> [Dataset records]:

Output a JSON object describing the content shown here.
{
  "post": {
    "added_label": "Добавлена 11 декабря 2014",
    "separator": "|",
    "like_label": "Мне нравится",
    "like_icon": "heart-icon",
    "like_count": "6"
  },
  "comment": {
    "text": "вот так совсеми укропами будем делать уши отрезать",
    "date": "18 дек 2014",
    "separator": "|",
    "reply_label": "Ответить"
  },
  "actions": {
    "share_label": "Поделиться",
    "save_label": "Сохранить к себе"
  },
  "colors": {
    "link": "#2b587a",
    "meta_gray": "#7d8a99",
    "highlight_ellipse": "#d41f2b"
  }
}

==

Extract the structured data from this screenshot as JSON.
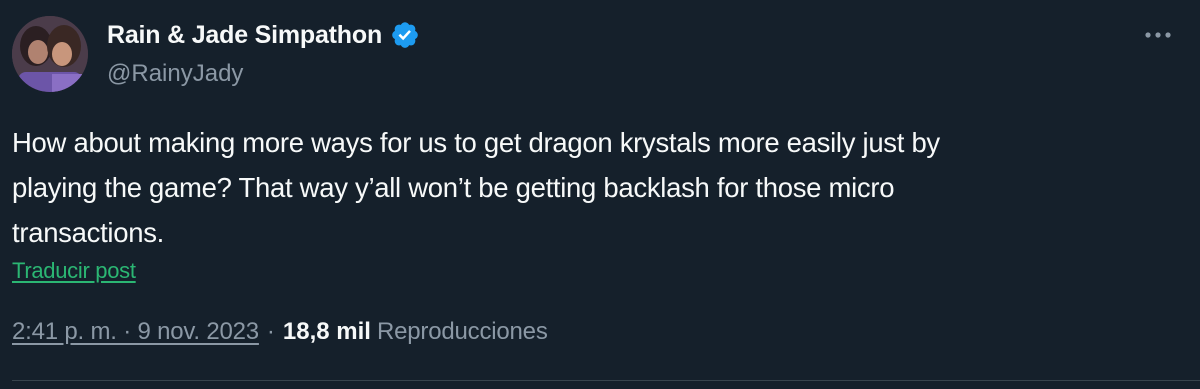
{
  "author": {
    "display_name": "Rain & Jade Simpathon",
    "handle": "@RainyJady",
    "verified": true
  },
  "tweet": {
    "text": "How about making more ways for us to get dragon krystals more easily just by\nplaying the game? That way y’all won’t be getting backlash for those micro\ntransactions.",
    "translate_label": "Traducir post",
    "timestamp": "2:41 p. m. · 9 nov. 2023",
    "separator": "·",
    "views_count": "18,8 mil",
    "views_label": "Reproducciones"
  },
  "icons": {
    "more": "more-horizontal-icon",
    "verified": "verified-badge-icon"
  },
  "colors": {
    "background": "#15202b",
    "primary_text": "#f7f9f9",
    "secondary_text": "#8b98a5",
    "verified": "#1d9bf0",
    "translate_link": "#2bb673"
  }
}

...

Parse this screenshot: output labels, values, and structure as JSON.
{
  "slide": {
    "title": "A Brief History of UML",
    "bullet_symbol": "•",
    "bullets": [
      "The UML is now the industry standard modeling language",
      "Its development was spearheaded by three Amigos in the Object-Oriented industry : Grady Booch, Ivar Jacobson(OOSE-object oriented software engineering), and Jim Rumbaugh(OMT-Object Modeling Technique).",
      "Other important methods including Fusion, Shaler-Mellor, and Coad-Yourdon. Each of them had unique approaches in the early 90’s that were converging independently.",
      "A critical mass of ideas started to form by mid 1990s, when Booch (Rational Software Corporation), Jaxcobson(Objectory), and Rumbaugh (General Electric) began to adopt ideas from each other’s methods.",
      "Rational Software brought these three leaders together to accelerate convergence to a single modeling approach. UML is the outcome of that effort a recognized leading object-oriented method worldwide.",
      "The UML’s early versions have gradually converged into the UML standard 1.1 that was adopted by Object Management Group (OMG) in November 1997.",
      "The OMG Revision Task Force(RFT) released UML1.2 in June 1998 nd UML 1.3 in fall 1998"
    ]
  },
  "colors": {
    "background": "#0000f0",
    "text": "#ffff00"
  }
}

> [Direction]: Find "background". Copy every line it occurs in.

> [Solution to this task]:
    "background": "#15202b",
    "background": "#0000f0",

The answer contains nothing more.